| WRITTEN INSTRUCTION |
Search the data below for the string "ylabel". Extract every line that contains it.

| MATERIAL SHOWN |
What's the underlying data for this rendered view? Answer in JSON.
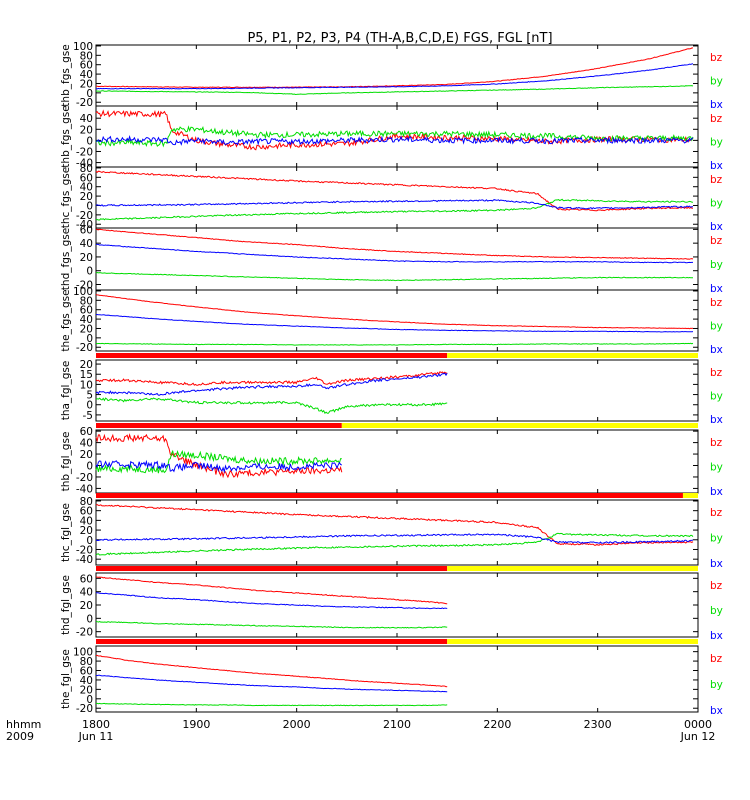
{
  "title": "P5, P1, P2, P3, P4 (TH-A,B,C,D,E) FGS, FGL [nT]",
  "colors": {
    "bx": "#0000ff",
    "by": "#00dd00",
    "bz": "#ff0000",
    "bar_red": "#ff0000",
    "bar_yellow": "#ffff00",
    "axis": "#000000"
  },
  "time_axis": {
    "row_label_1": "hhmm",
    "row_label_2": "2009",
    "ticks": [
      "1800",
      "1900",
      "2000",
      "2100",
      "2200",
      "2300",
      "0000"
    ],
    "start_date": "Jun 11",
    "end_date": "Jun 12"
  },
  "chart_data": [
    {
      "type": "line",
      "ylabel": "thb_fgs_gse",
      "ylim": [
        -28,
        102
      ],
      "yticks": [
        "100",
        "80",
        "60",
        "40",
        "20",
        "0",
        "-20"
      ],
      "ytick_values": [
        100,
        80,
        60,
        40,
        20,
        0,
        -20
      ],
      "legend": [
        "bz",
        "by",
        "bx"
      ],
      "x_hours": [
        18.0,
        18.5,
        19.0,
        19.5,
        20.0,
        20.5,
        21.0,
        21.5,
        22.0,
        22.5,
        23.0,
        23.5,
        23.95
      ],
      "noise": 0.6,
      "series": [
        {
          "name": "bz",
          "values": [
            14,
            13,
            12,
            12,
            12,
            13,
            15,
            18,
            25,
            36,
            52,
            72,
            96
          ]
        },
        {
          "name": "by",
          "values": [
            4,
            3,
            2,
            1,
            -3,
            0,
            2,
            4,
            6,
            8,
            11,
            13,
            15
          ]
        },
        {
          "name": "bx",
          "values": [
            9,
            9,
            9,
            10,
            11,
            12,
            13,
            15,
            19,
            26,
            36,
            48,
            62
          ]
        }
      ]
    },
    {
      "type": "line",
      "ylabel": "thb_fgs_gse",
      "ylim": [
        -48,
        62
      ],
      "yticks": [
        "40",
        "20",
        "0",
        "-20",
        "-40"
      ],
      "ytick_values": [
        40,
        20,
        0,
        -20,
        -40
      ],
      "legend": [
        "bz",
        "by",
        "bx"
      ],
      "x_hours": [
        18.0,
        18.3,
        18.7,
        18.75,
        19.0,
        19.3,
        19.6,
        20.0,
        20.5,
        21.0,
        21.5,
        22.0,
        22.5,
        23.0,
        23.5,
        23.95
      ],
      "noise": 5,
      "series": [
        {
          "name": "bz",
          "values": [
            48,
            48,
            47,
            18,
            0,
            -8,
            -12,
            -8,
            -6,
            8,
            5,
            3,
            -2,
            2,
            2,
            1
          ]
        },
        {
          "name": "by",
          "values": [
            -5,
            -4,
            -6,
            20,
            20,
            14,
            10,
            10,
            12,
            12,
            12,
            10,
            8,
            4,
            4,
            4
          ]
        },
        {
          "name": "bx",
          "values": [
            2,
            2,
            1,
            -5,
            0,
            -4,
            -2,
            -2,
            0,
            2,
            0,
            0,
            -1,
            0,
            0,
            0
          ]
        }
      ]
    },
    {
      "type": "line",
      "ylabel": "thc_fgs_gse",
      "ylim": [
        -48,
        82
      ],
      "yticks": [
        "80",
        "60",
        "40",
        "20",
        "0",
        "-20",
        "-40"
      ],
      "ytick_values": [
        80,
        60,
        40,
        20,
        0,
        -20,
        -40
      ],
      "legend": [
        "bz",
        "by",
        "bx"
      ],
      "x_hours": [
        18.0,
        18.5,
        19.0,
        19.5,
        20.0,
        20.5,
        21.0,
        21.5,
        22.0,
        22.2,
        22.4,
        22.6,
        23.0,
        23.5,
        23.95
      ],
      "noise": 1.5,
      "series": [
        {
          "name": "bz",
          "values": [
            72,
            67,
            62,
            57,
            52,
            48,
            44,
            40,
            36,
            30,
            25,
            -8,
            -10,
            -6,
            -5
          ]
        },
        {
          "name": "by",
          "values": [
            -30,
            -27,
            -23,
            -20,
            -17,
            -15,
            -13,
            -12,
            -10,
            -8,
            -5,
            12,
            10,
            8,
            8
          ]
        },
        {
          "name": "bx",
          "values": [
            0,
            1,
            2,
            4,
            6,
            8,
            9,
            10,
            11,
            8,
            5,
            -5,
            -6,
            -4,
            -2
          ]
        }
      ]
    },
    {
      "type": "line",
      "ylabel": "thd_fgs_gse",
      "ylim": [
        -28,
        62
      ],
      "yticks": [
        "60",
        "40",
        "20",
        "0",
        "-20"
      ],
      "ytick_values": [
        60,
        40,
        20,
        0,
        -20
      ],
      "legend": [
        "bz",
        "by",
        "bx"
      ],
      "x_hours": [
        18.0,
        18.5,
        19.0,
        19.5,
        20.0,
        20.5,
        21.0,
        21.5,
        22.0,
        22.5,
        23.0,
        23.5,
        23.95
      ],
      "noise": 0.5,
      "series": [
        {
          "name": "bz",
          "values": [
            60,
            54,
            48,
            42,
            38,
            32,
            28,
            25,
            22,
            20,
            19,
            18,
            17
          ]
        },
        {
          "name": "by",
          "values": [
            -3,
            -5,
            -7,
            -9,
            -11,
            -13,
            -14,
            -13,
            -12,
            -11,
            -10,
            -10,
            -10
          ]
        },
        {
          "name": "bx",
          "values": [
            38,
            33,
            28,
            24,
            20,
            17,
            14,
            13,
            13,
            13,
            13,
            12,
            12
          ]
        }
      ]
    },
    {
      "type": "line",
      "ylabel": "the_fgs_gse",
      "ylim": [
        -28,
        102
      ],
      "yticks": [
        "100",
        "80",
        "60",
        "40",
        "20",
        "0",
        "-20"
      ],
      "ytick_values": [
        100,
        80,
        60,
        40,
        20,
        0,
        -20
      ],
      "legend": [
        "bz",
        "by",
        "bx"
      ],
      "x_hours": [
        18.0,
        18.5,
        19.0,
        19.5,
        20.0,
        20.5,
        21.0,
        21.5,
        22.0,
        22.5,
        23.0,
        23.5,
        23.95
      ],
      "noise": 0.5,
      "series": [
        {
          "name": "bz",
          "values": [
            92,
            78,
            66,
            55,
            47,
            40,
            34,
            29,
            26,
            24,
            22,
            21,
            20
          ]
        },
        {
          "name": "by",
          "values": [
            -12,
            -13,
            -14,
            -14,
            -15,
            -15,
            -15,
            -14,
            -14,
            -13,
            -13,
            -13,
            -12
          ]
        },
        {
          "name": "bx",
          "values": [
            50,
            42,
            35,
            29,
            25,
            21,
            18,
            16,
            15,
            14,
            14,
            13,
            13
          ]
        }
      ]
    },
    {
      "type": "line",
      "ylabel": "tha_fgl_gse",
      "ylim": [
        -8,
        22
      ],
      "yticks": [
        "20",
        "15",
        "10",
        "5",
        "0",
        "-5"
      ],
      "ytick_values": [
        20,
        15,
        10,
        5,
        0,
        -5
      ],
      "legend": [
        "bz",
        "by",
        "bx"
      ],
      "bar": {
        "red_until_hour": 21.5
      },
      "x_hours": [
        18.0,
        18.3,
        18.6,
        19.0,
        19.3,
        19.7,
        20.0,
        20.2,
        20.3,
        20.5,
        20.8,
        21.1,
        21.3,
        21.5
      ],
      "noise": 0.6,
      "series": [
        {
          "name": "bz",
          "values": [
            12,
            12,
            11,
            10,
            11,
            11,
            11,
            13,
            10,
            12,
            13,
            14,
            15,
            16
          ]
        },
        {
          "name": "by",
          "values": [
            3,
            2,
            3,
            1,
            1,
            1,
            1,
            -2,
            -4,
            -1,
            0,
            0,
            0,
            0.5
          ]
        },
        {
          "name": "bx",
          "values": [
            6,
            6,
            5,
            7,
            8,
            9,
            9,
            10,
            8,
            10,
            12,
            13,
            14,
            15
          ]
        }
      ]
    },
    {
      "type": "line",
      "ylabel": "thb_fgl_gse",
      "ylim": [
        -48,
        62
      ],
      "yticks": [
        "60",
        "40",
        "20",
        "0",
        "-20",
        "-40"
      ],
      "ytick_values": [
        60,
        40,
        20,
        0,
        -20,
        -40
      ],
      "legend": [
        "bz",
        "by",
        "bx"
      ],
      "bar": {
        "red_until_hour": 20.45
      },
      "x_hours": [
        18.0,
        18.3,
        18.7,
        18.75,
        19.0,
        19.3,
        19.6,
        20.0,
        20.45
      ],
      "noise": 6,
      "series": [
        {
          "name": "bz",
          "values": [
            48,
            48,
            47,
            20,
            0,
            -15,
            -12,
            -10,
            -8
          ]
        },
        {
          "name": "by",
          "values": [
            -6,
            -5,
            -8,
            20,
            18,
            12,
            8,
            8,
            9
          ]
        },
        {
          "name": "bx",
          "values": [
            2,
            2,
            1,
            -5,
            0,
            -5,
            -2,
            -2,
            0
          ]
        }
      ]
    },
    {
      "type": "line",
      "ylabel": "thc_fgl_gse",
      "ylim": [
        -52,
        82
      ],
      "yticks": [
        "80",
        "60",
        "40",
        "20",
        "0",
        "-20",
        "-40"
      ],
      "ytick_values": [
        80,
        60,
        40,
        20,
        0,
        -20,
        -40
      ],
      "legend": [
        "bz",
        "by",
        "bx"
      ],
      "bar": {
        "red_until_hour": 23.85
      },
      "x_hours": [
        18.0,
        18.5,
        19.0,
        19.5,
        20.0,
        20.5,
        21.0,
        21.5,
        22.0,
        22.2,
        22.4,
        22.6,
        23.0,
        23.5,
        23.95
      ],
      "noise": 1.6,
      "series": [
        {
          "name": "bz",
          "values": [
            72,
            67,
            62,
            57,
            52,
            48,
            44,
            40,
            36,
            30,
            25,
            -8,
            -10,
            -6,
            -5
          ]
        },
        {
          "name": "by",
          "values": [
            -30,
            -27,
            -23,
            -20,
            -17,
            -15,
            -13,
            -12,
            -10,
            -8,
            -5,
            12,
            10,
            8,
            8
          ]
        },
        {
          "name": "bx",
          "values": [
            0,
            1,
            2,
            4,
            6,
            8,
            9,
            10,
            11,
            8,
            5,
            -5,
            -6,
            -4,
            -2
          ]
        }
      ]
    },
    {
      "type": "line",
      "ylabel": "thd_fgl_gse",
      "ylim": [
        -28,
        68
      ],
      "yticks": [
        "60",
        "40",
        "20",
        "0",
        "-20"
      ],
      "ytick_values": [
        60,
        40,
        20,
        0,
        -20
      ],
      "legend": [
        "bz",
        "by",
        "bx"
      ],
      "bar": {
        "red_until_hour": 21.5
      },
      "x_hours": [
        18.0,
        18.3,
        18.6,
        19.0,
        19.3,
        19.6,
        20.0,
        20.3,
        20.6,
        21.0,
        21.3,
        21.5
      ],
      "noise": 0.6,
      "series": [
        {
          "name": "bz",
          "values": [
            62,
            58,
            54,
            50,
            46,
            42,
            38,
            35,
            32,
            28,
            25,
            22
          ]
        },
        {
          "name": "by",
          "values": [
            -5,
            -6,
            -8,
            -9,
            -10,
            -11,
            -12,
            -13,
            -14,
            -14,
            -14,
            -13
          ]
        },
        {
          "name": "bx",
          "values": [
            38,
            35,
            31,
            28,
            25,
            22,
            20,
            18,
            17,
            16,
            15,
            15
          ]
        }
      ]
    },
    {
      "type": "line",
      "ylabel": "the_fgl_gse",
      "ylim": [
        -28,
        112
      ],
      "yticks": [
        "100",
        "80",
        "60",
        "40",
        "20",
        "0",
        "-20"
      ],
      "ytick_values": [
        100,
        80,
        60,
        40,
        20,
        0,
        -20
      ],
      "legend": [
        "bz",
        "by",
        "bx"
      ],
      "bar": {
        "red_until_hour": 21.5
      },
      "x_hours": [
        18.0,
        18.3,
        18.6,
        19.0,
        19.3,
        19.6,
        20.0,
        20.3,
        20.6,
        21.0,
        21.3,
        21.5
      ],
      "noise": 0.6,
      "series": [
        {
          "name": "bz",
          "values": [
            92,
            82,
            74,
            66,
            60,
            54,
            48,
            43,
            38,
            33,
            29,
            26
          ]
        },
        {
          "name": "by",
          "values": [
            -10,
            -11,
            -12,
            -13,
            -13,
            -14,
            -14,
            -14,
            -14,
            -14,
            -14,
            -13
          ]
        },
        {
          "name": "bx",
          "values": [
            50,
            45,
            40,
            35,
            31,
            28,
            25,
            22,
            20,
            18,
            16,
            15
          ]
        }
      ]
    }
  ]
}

| SOLVED EXERCISE |
      "ylabel": "thb_fgs_gse",
      "ylabel": "thb_fgs_gse",
      "ylabel": "thc_fgs_gse",
      "ylabel": "thd_fgs_gse",
      "ylabel": "the_fgs_gse",
      "ylabel": "tha_fgl_gse",
      "ylabel": "thb_fgl_gse",
      "ylabel": "thc_fgl_gse",
      "ylabel": "thd_fgl_gse",
      "ylabel": "the_fgl_gse",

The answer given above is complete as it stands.